#### [Exercise brief]
Will you output the entries below exactly, skipping every image they contain?

Begin

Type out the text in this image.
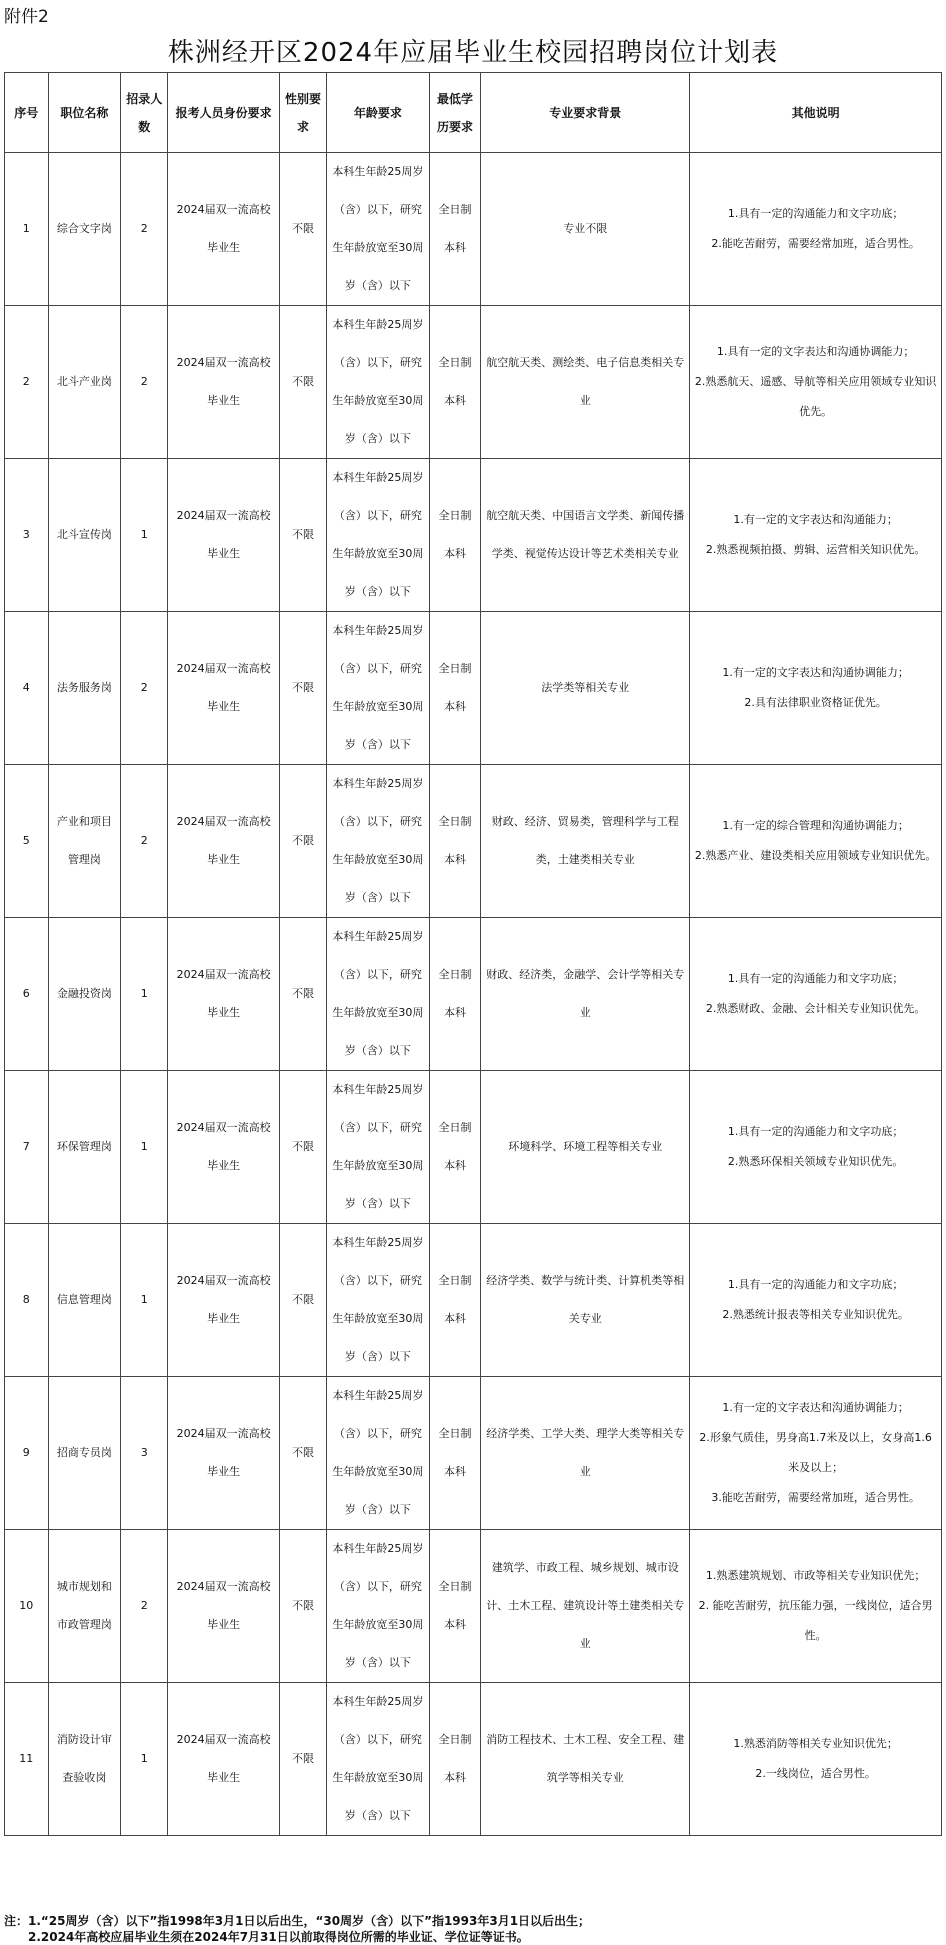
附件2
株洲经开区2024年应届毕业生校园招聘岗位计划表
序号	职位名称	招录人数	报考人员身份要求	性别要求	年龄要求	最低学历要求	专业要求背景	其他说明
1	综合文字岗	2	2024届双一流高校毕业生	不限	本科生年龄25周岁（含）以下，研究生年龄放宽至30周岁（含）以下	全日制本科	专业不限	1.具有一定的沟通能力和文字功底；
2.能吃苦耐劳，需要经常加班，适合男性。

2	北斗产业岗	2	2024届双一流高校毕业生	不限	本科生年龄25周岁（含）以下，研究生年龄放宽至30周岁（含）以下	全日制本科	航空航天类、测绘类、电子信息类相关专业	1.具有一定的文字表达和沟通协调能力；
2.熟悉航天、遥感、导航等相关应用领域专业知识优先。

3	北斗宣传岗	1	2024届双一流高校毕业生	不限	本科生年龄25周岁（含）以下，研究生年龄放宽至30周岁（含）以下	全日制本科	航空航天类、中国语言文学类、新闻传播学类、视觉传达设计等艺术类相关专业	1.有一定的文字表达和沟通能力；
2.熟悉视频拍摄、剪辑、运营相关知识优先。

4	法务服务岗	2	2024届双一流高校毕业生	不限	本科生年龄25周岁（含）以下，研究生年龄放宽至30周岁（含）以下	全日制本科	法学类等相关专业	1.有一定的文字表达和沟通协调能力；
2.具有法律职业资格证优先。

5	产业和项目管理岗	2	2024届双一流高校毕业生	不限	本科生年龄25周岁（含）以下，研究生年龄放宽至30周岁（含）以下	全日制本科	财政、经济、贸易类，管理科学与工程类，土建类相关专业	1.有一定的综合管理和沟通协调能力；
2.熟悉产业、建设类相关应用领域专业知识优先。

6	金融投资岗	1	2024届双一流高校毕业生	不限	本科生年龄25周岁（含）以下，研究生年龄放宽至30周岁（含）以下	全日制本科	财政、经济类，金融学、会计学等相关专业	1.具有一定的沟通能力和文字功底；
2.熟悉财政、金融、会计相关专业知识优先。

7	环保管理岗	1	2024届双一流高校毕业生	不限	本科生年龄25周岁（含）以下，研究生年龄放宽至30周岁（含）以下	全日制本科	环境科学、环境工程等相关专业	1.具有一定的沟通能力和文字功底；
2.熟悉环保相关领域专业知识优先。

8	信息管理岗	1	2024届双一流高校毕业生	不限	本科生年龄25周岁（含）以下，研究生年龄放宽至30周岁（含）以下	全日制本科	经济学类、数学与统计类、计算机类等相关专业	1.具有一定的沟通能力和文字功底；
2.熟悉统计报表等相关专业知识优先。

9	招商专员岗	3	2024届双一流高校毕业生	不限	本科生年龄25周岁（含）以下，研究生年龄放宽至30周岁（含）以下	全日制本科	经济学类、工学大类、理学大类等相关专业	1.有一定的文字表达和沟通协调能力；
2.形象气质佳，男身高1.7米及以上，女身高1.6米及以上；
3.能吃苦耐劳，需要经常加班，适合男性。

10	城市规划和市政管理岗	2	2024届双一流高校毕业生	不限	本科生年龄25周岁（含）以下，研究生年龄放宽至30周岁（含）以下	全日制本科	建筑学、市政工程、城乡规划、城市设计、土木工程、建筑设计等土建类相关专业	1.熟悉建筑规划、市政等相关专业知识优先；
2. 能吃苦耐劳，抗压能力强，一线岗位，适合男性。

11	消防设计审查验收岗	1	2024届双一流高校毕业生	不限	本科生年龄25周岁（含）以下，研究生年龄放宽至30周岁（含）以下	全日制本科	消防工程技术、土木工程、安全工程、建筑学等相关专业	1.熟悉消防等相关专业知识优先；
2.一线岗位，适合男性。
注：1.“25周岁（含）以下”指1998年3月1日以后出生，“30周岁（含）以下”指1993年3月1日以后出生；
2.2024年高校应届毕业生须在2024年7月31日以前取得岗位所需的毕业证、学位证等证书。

End

#### [Problem solution]
Type out the text in this image.
附件2
株洲经开区2024年应届毕业生校园招聘岗位计划表
序号	职位名称	招录人数	报考人员身份要求	性别要求	年龄要求	最低学历要求	专业要求背景	其他说明
1	综合文字岗	2	2024届双一流高校毕业生	不限	本科生年龄25周岁（含）以下，研究生年龄放宽至30周岁（含）以下	全日制本科	专业不限	1.具有一定的沟通能力和文字功底；
2.能吃苦耐劳，需要经常加班，适合男性。

2	北斗产业岗	2	2024届双一流高校毕业生	不限	本科生年龄25周岁（含）以下，研究生年龄放宽至30周岁（含）以下	全日制本科	航空航天类、测绘类、电子信息类相关专业	1.具有一定的文字表达和沟通协调能力；
2.熟悉航天、遥感、导航等相关应用领域专业知识优先。

3	北斗宣传岗	1	2024届双一流高校毕业生	不限	本科生年龄25周岁（含）以下，研究生年龄放宽至30周岁（含）以下	全日制本科	航空航天类、中国语言文学类、新闻传播学类、视觉传达设计等艺术类相关专业	1.有一定的文字表达和沟通能力；
2.熟悉视频拍摄、剪辑、运营相关知识优先。

4	法务服务岗	2	2024届双一流高校毕业生	不限	本科生年龄25周岁（含）以下，研究生年龄放宽至30周岁（含）以下	全日制本科	法学类等相关专业	1.有一定的文字表达和沟通协调能力；
2.具有法律职业资格证优先。

5	产业和项目管理岗	2	2024届双一流高校毕业生	不限	本科生年龄25周岁（含）以下，研究生年龄放宽至30周岁（含）以下	全日制本科	财政、经济、贸易类，管理科学与工程类，土建类相关专业	1.有一定的综合管理和沟通协调能力；
2.熟悉产业、建设类相关应用领域专业知识优先。

6	金融投资岗	1	2024届双一流高校毕业生	不限	本科生年龄25周岁（含）以下，研究生年龄放宽至30周岁（含）以下	全日制本科	财政、经济类，金融学、会计学等相关专业	1.具有一定的沟通能力和文字功底；
2.熟悉财政、金融、会计相关专业知识优先。

7	环保管理岗	1	2024届双一流高校毕业生	不限	本科生年龄25周岁（含）以下，研究生年龄放宽至30周岁（含）以下	全日制本科	环境科学、环境工程等相关专业	1.具有一定的沟通能力和文字功底；
2.熟悉环保相关领域专业知识优先。

8	信息管理岗	1	2024届双一流高校毕业生	不限	本科生年龄25周岁（含）以下，研究生年龄放宽至30周岁（含）以下	全日制本科	经济学类、数学与统计类、计算机类等相关专业	1.具有一定的沟通能力和文字功底；
2.熟悉统计报表等相关专业知识优先。

9	招商专员岗	3	2024届双一流高校毕业生	不限	本科生年龄25周岁（含）以下，研究生年龄放宽至30周岁（含）以下	全日制本科	经济学类、工学大类、理学大类等相关专业	1.有一定的文字表达和沟通协调能力；
2.形象气质佳，男身高1.7米及以上，女身高1.6米及以上；
3.能吃苦耐劳，需要经常加班，适合男性。

10	城市规划和市政管理岗	2	2024届双一流高校毕业生	不限	本科生年龄25周岁（含）以下，研究生年龄放宽至30周岁（含）以下	全日制本科	建筑学、市政工程、城乡规划、城市设计、土木工程、建筑设计等土建类相关专业	1.熟悉建筑规划、市政等相关专业知识优先；
2. 能吃苦耐劳，抗压能力强，一线岗位，适合男性。

11	消防设计审查验收岗	1	2024届双一流高校毕业生	不限	本科生年龄25周岁（含）以下，研究生年龄放宽至30周岁（含）以下	全日制本科	消防工程技术、土木工程、安全工程、建筑学等相关专业	1.熟悉消防等相关专业知识优先；
2.一线岗位，适合男性。
注：1.“25周岁（含）以下”指1998年3月1日以后出生，“30周岁（含）以下”指1993年3月1日以后出生；
2.2024年高校应届毕业生须在2024年7月31日以前取得岗位所需的毕业证、学位证等证书。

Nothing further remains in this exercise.